■ Exercise
Copy every line from the data below in which the string "NYUD" can be found.

■ Records for this task
┏━━

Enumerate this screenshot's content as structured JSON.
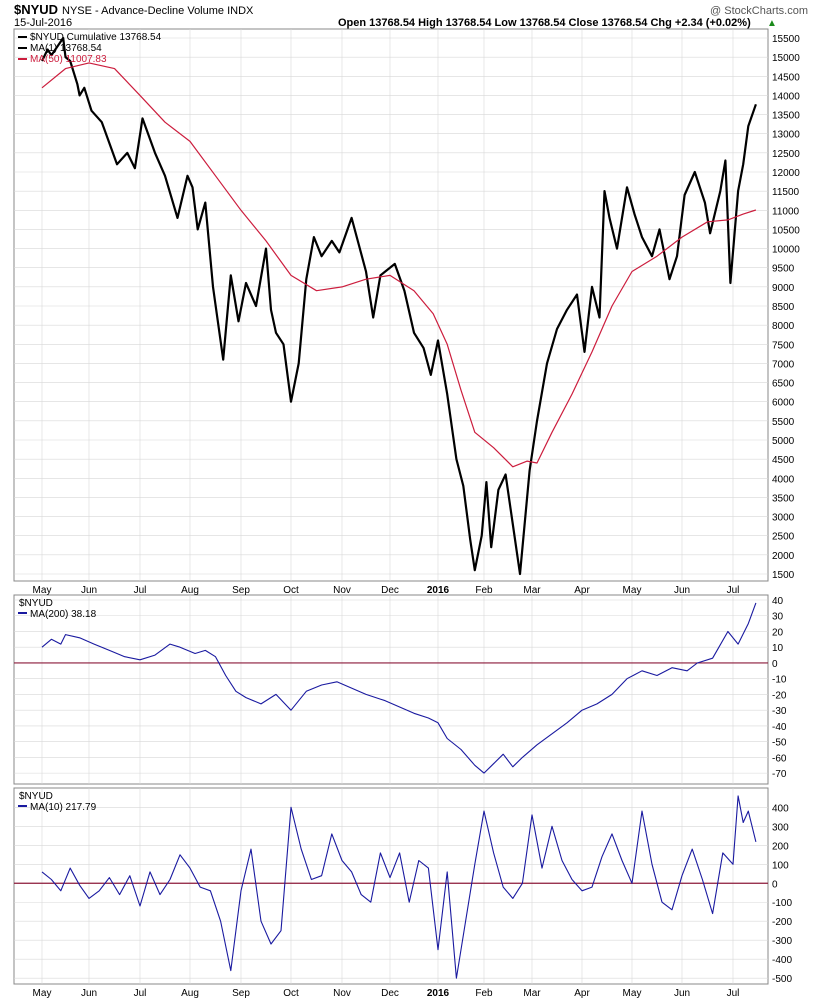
{
  "header": {
    "symbol": "$NYUD",
    "description": "NYSE - Advance-Decline Volume INDX",
    "date": "15-Jul-2016",
    "ohlc": "Open 13768.54  High 13768.54  Low 13768.54  Close 13768.54  Chg +2.34 (+0.02%)",
    "brand": "@ StockCharts.com"
  },
  "colors": {
    "black": "#000000",
    "red": "#cc1d3d",
    "blue": "#1a1aa0",
    "grid": "#d8d8d8",
    "zero": "#8b1a3a"
  },
  "chart_data": [
    {
      "type": "line",
      "panel": "main",
      "legend": [
        "$NYUD Cumulative 13768.54",
        "MA(1) 13768.54",
        "MA(50) 11007.83"
      ],
      "x_tick_labels": [
        "May",
        "Jun",
        "Jul",
        "Aug",
        "Sep",
        "Oct",
        "Nov",
        "Dec",
        "2016",
        "Feb",
        "Mar",
        "Apr",
        "May",
        "Jun",
        "Jul"
      ],
      "ylim": [
        1500,
        15500
      ],
      "y_ticks": [
        1500,
        2000,
        2500,
        3000,
        3500,
        4000,
        4500,
        5000,
        5500,
        6000,
        6500,
        7000,
        7500,
        8000,
        8500,
        9000,
        9500,
        10000,
        10500,
        11000,
        11500,
        12000,
        12500,
        13000,
        13500,
        14000,
        14500,
        15000,
        15500
      ],
      "series": [
        {
          "name": "MA(1)",
          "x": [
            0,
            0.12,
            0.2,
            0.45,
            0.5,
            0.6,
            0.75,
            0.8,
            0.9,
            1.05,
            1.25,
            1.55,
            1.75,
            1.9,
            2.05,
            2.3,
            2.5,
            2.75,
            2.95,
            3.05,
            3.15,
            3.3,
            3.45,
            3.65,
            3.8,
            3.95,
            4.1,
            4.3,
            4.5,
            4.6,
            4.7,
            4.85,
            5.0,
            5.15,
            5.3,
            5.45,
            5.6,
            5.8,
            5.95,
            6.2,
            6.5,
            6.65,
            6.8,
            7.1,
            7.3,
            7.5,
            7.7,
            7.85,
            8.0,
            8.2,
            8.4,
            8.55,
            8.7,
            8.8,
            8.95,
            9.05,
            9.15,
            9.3,
            9.45,
            9.6,
            9.75,
            9.95,
            10.1,
            10.3,
            10.5,
            10.7,
            10.9,
            11.05,
            11.2,
            11.35,
            11.45,
            11.55,
            11.7,
            11.9,
            12.05,
            12.2,
            12.4,
            12.55,
            12.75,
            12.9,
            13.05,
            13.25,
            13.45,
            13.55,
            13.75,
            13.85,
            13.95,
            14.1,
            14.2,
            14.3,
            14.45
          ],
          "values": [
            14900,
            15200,
            15050,
            15500,
            15000,
            14900,
            14300,
            14000,
            14200,
            13600,
            13300,
            12200,
            12500,
            12100,
            13400,
            12500,
            11900,
            10800,
            11900,
            11600,
            10500,
            11200,
            9000,
            7100,
            9300,
            8100,
            9100,
            8500,
            10000,
            8400,
            7800,
            7500,
            6000,
            7000,
            9200,
            10300,
            9800,
            10200,
            9900,
            10800,
            9400,
            8200,
            9300,
            9600,
            8900,
            7800,
            7400,
            6700,
            7600,
            6200,
            4500,
            3800,
            2400,
            1600,
            2500,
            3900,
            2200,
            3700,
            4100,
            2800,
            1500,
            4200,
            5500,
            7000,
            7900,
            8400,
            8800,
            7300,
            9000,
            8200,
            11500,
            10800,
            10000,
            11600,
            10900,
            10300,
            9800,
            10500,
            9200,
            9800,
            11400,
            12000,
            11200,
            10400,
            11500,
            12300,
            9100,
            11500,
            12200,
            13200,
            13768.54
          ]
        },
        {
          "name": "MA(50)",
          "x": [
            0,
            0.5,
            1.0,
            1.5,
            2.0,
            2.5,
            3.0,
            3.5,
            4.0,
            4.5,
            5.0,
            5.5,
            6.0,
            6.5,
            7.0,
            7.5,
            7.9,
            8.2,
            8.5,
            8.8,
            9.2,
            9.6,
            9.9,
            10.1,
            10.4,
            10.8,
            11.2,
            11.6,
            12.0,
            12.5,
            13.0,
            13.5,
            13.9,
            14.2,
            14.45
          ],
          "values": [
            14200,
            14700,
            14850,
            14700,
            14000,
            13300,
            12800,
            11900,
            11000,
            10200,
            9300,
            8900,
            9000,
            9200,
            9300,
            8900,
            8300,
            7500,
            6300,
            5200,
            4800,
            4300,
            4450,
            4400,
            5200,
            6200,
            7300,
            8500,
            9400,
            9800,
            10300,
            10700,
            10750,
            10900,
            11007.83
          ]
        }
      ]
    },
    {
      "type": "line",
      "panel": "middle",
      "legend": [
        "$NYUD",
        "MA(200) 38.18"
      ],
      "ylim": [
        -75,
        40
      ],
      "y_ticks": [
        40,
        30,
        20,
        10,
        0,
        -10,
        -20,
        -30,
        -40,
        -50,
        -60,
        -70
      ],
      "series": [
        {
          "name": "MA(200)",
          "x": [
            0,
            0.2,
            0.4,
            0.5,
            0.8,
            1.1,
            1.4,
            1.7,
            2.0,
            2.3,
            2.6,
            2.8,
            3.1,
            3.3,
            3.5,
            3.7,
            3.9,
            4.1,
            4.4,
            4.7,
            5.0,
            5.3,
            5.6,
            5.9,
            6.2,
            6.5,
            6.9,
            7.2,
            7.5,
            7.8,
            8.0,
            8.2,
            8.5,
            8.8,
            9.0,
            9.2,
            9.4,
            9.6,
            9.8,
            10.1,
            10.4,
            10.7,
            11.0,
            11.3,
            11.6,
            11.9,
            12.2,
            12.5,
            12.8,
            13.1,
            13.3,
            13.6,
            13.9,
            14.1,
            14.3,
            14.45
          ],
          "values": [
            10,
            15,
            12,
            18,
            16,
            12,
            8,
            4,
            2,
            5,
            12,
            10,
            6,
            8,
            4,
            -8,
            -18,
            -22,
            -26,
            -20,
            -30,
            -18,
            -14,
            -12,
            -16,
            -20,
            -24,
            -28,
            -32,
            -35,
            -38,
            -48,
            -55,
            -65,
            -70,
            -64,
            -58,
            -66,
            -60,
            -52,
            -45,
            -38,
            -30,
            -26,
            -20,
            -10,
            -5,
            -8,
            -3,
            -5,
            0,
            3,
            20,
            12,
            25,
            38.18
          ]
        }
      ]
    },
    {
      "type": "line",
      "panel": "bottom",
      "legend": [
        "$NYUD",
        "MA(10) 217.79"
      ],
      "ylim": [
        -520,
        470
      ],
      "y_ticks": [
        400,
        300,
        200,
        100,
        0,
        -100,
        -200,
        -300,
        -400,
        -500
      ],
      "series": [
        {
          "name": "MA(10)",
          "x": [
            0,
            0.2,
            0.4,
            0.6,
            0.8,
            1.0,
            1.2,
            1.4,
            1.6,
            1.8,
            2.0,
            2.2,
            2.4,
            2.6,
            2.8,
            3.0,
            3.2,
            3.4,
            3.6,
            3.8,
            4.0,
            4.2,
            4.4,
            4.6,
            4.8,
            5.0,
            5.2,
            5.4,
            5.6,
            5.8,
            6.0,
            6.2,
            6.4,
            6.6,
            6.8,
            7.0,
            7.2,
            7.4,
            7.6,
            7.8,
            8.0,
            8.2,
            8.4,
            8.6,
            8.8,
            9.0,
            9.2,
            9.4,
            9.6,
            9.8,
            10.0,
            10.2,
            10.4,
            10.6,
            10.8,
            11.0,
            11.2,
            11.4,
            11.6,
            11.8,
            12.0,
            12.2,
            12.4,
            12.6,
            12.8,
            13.0,
            13.2,
            13.4,
            13.6,
            13.8,
            14.0,
            14.1,
            14.2,
            14.3,
            14.45
          ],
          "values": [
            60,
            20,
            -40,
            80,
            -10,
            -80,
            -40,
            30,
            -60,
            40,
            -120,
            60,
            -60,
            20,
            150,
            80,
            -20,
            -40,
            -200,
            -460,
            -40,
            180,
            -200,
            -320,
            -250,
            400,
            180,
            20,
            40,
            260,
            120,
            60,
            -60,
            -100,
            160,
            30,
            160,
            -100,
            120,
            80,
            -350,
            60,
            -500,
            -200,
            100,
            380,
            160,
            -20,
            -80,
            0,
            360,
            80,
            300,
            120,
            20,
            -40,
            -20,
            140,
            260,
            120,
            0,
            380,
            100,
            -100,
            -140,
            40,
            180,
            20,
            -160,
            160,
            100,
            460,
            320,
            380,
            217.79
          ]
        }
      ]
    }
  ]
}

┗━━

■ Answer to this exercise
    "symbol": "$NYUD",
        "$NYUD Cumulative 13768.54",
        "$NYUD",
        "$NYUD",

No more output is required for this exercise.